TASK STATEMENT –
Set the following entries down again exactly, line by line.

--- BEGIN LISTING ---

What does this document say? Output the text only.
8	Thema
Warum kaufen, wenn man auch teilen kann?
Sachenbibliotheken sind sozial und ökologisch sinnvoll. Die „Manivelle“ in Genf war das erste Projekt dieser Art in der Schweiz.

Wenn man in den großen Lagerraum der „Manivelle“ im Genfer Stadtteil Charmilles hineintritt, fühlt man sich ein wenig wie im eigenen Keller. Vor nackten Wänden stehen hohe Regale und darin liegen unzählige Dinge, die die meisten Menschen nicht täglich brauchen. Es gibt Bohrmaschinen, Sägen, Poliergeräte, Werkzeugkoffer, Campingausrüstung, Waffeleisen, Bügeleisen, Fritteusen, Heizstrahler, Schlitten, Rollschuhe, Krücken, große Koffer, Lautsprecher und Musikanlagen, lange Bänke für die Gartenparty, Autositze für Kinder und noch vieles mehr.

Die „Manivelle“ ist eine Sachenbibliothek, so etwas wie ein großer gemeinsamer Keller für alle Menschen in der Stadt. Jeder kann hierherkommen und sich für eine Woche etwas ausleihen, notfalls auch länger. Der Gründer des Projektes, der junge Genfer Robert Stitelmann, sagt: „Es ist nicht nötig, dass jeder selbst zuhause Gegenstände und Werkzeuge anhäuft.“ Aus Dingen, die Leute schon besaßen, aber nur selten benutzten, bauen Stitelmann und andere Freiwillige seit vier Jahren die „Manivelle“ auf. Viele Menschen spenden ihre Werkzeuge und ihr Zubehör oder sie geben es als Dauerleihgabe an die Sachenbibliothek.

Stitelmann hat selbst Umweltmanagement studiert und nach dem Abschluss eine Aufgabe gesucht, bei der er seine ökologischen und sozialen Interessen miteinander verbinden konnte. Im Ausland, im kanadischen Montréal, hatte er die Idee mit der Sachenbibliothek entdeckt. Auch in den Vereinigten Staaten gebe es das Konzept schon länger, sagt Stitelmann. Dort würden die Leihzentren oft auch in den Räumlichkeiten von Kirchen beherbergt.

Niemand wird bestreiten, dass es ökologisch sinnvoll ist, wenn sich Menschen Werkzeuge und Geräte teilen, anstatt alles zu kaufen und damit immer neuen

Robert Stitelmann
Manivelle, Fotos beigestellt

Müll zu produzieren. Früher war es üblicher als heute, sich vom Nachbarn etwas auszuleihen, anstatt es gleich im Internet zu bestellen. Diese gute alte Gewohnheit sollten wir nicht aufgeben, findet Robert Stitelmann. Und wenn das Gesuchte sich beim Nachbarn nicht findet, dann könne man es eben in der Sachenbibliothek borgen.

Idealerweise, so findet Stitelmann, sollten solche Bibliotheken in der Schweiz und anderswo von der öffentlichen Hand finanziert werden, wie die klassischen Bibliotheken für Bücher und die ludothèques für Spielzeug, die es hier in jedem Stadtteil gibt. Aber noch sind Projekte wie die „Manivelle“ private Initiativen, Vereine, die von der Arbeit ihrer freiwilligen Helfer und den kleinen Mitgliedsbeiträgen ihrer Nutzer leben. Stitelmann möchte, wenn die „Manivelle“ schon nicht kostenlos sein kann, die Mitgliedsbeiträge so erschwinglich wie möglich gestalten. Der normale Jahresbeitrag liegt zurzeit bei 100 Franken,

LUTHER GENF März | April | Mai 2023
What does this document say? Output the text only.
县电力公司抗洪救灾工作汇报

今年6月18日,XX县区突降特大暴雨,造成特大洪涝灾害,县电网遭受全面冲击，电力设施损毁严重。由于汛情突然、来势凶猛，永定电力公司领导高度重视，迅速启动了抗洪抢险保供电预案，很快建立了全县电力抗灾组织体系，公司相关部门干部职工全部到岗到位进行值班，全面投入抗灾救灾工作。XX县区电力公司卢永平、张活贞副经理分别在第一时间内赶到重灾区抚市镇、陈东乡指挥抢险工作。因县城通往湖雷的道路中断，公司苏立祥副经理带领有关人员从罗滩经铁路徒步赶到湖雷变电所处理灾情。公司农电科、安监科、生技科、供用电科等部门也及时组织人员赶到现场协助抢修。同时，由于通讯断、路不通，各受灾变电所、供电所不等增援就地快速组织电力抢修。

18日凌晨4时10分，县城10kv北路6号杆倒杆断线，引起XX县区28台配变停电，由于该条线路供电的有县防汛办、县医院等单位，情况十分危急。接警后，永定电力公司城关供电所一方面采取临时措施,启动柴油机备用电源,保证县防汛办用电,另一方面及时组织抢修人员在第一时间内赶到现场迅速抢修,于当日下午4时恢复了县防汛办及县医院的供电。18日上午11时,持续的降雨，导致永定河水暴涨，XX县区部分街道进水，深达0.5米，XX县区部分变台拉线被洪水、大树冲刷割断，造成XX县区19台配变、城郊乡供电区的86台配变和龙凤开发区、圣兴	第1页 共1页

--- END LISTING ---

CORRECT RESPONSE –
What does this document say? Output the text only.
8	Thema
Warum kaufen, wenn man auch teilen kann?
Sachenbibliotheken sind sozial und ökologisch sinnvoll. Die „Manivelle“ in Genf war das erste Projekt dieser Art in der Schweiz.

Wenn man in den großen Lagerraum der „Manivelle“ im Genfer Stadtteil Charmilles hineintritt, fühlt man sich ein wenig wie im eigenen Keller. Vor nackten Wänden stehen hohe Regale und darin liegen unzählige Dinge, die die meisten Menschen nicht täglich brauchen. Es gibt Bohrmaschinen, Sägen, Poliergeräte, Werkzeugkoffer, Campingausrüstung, Waffeleisen, Bügeleisen, Fritteusen, Heizstrahler, Schlitten, Rollschuhe, Krücken, große Koffer, Lautsprecher und Musikanlagen, lange Bänke für die Gartenparty, Autositze für Kinder und noch vieles mehr.

Die „Manivelle“ ist eine Sachenbibliothek, so etwas wie ein großer gemeinsamer Keller für alle Menschen in der Stadt. Jeder kann hierherkommen und sich für eine Woche etwas ausleihen, notfalls auch länger. Der Gründer des Projektes, der junge Genfer Robert Stitelmann, sagt: „Es ist nicht nötig, dass jeder selbst zuhause Gegenstände und Werkzeuge anhäuft.“ Aus Dingen, die Leute schon besaßen, aber nur selten benutzten, bauen Stitelmann und andere Freiwillige seit vier Jahren die „Manivelle“ auf. Viele Menschen spenden ihre Werkzeuge und ihr Zubehör oder sie geben es als Dauerleihgabe an die Sachenbibliothek.

Stitelmann hat selbst Umweltmanagement studiert und nach dem Abschluss eine Aufgabe gesucht, bei der er seine ökologischen und sozialen Interessen miteinander verbinden konnte. Im Ausland, im kanadischen Montréal, hatte er die Idee mit der Sachenbibliothek entdeckt. Auch in den Vereinigten Staaten gebe es das Konzept schon länger, sagt Stitelmann. Dort würden die Leihzentren oft auch in den Räumlichkeiten von Kirchen beherbergt.

Niemand wird bestreiten, dass es ökologisch sinnvoll ist, wenn sich Menschen Werkzeuge und Geräte teilen, anstatt alles zu kaufen und damit immer neuen

Robert Stitelmann
Manivelle, Fotos beigestellt

Müll zu produzieren. Früher war es üblicher als heute, sich vom Nachbarn etwas auszuleihen, anstatt es gleich im Internet zu bestellen. Diese gute alte Gewohnheit sollten wir nicht aufgeben, findet Robert Stitelmann. Und wenn das Gesuchte sich beim Nachbarn nicht findet, dann könne man es eben in der Sachenbibliothek borgen.

Idealerweise, so findet Stitelmann, sollten solche Bibliotheken in der Schweiz und anderswo von der öffentlichen Hand finanziert werden, wie die klassischen Bibliotheken für Bücher und die ludothèques für Spielzeug, die es hier in jedem Stadtteil gibt. Aber noch sind Projekte wie die „Manivelle“ private Initiativen, Vereine, die von der Arbeit ihrer freiwilligen Helfer und den kleinen Mitgliedsbeiträgen ihrer Nutzer leben. Stitelmann möchte, wenn die „Manivelle“ schon nicht kostenlos sein kann, die Mitgliedsbeiträge so erschwinglich wie möglich gestalten. Der normale Jahresbeitrag liegt zurzeit bei 100 Franken,

LUTHER GENF März | April | Mai 2023
What does this document say? Output the text only.
县电力公司抗洪救灾工作汇报

今年6月18日,XX县区突降特大暴雨,造成特大洪涝灾害,县电网遭受全面冲击，电力设施损毁严重。由于汛情突然、来势凶猛，永定电力公司领导高度重视，迅速启动了抗洪抢险保供电预案，很快建立了全县电力抗灾组织体系，公司相关部门干部职工全部到岗到位进行值班，全面投入抗灾救灾工作。XX县区电力公司卢永平、张活贞副经理分别在第一时间内赶到重灾区抚市镇、陈东乡指挥抢险工作。因县城通往湖雷的道路中断，公司苏立祥副经理带领有关人员从罗滩经铁路徒步赶到湖雷变电所处理灾情。公司农电科、安监科、生技科、供用电科等部门也及时组织人员赶到现场协助抢修。同时，由于通讯断、路不通，各受灾变电所、供电所不等增援就地快速组织电力抢修。

18日凌晨4时10分，县城10kv北路6号杆倒杆断线，引起XX县区28台配变停电，由于该条线路供电的有县防汛办、县医院等单位，情况十分危急。接警后，永定电力公司城关供电所一方面采取临时措施,启动柴油机备用电源,保证县防汛办用电,另一方面及时组织抢修人员在第一时间内赶到现场迅速抢修,于当日下午4时恢复了县防汛办及县医院的供电。18日上午11时,持续的降雨，导致永定河水暴涨，XX县区部分街道进水，深达0.5米，XX县区部分变台拉线被洪水、大树冲刷割断，造成XX县区19台配变、城郊乡供电区的86台配变和龙凤开发区、圣兴	第1页 共1页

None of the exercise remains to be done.